*Written exercise*
Reproduce verbatim the stretch of lines below from the line containing "Patent image size: (816, 511)." through the line containing "The opening 204C is at (92, 322).", with both of those lines included.

*Data listing*
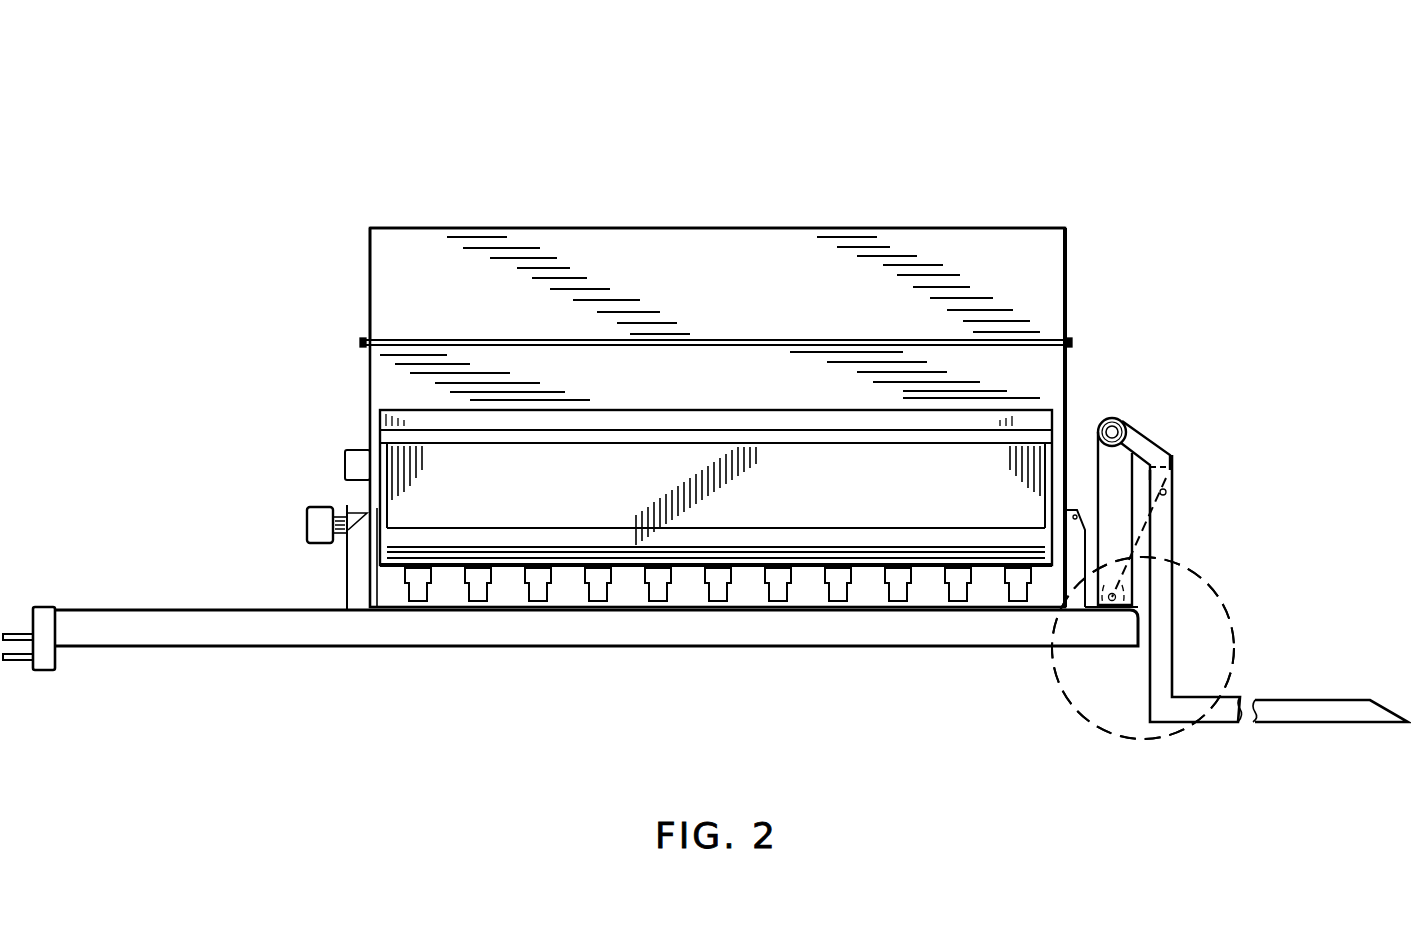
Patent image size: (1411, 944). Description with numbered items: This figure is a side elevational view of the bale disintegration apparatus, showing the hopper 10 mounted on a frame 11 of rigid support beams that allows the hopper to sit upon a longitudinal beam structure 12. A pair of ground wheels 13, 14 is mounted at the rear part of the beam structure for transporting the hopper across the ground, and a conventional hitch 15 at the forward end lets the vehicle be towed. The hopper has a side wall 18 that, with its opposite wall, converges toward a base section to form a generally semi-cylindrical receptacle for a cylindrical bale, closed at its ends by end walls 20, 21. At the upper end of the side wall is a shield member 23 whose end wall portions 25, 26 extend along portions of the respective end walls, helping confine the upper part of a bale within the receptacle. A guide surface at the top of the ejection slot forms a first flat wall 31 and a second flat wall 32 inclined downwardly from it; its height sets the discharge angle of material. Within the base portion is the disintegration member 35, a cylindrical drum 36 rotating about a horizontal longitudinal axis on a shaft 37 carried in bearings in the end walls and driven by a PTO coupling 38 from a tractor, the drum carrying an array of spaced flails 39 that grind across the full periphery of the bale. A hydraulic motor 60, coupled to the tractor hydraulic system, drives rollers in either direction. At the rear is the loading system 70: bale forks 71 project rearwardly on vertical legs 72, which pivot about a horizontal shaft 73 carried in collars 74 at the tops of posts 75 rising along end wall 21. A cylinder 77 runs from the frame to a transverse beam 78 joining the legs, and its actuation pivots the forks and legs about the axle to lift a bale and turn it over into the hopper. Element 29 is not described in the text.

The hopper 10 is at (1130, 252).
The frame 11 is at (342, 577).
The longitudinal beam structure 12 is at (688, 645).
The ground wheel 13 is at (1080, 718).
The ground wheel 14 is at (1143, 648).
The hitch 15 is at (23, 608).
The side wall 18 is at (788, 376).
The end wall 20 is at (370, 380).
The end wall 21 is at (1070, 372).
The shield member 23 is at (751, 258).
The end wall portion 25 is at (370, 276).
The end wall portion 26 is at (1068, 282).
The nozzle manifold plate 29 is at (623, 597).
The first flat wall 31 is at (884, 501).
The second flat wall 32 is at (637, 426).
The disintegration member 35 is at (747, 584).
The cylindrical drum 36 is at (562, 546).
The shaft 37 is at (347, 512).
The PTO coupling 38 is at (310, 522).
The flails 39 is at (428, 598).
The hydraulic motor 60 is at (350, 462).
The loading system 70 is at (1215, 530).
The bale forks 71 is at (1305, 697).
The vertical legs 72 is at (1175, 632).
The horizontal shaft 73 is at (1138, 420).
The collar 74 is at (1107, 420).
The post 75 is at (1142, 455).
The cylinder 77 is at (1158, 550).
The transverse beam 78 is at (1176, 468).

--

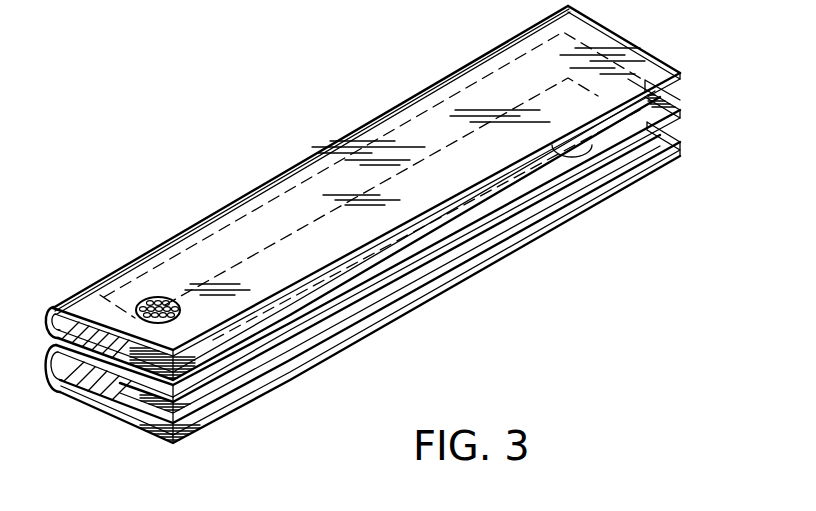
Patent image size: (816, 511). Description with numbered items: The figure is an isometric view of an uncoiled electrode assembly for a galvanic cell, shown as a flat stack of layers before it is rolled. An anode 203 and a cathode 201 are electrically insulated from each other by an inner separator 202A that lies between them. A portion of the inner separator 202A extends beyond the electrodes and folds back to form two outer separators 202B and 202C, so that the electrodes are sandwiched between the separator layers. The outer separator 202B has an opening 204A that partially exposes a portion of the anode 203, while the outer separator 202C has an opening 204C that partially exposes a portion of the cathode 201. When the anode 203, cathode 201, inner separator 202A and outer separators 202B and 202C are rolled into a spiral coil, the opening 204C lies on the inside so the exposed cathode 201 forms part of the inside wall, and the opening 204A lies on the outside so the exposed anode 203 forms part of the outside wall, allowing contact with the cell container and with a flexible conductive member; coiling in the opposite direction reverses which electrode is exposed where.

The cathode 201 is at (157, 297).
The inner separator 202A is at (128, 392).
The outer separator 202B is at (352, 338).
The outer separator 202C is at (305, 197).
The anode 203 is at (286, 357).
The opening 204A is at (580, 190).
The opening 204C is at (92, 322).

*Exercise output*
Patent image size: (816, 511). Description with numbered items: The figure is an isometric view of an uncoiled electrode assembly for a galvanic cell, shown as a flat stack of layers before it is rolled. An anode 203 and a cathode 201 are electrically insulated from each other by an inner separator 202A that lies between them. A portion of the inner separator 202A extends beyond the electrodes and folds back to form two outer separators 202B and 202C, so that the electrodes are sandwiched between the separator layers. The outer separator 202B has an opening 204A that partially exposes a portion of the anode 203, while the outer separator 202C has an opening 204C that partially exposes a portion of the cathode 201. When the anode 203, cathode 201, inner separator 202A and outer separators 202B and 202C are rolled into a spiral coil, the opening 204C lies on the inside so the exposed cathode 201 forms part of the inside wall, and the opening 204A lies on the outside so the exposed anode 203 forms part of the outside wall, allowing contact with the cell container and with a flexible conductive member; coiling in the opposite direction reverses which electrode is exposed where.

The cathode 201 is at (157, 297).
The inner separator 202A is at (128, 392).
The outer separator 202B is at (352, 338).
The outer separator 202C is at (305, 197).
The anode 203 is at (286, 357).
The opening 204A is at (580, 190).
The opening 204C is at (92, 322).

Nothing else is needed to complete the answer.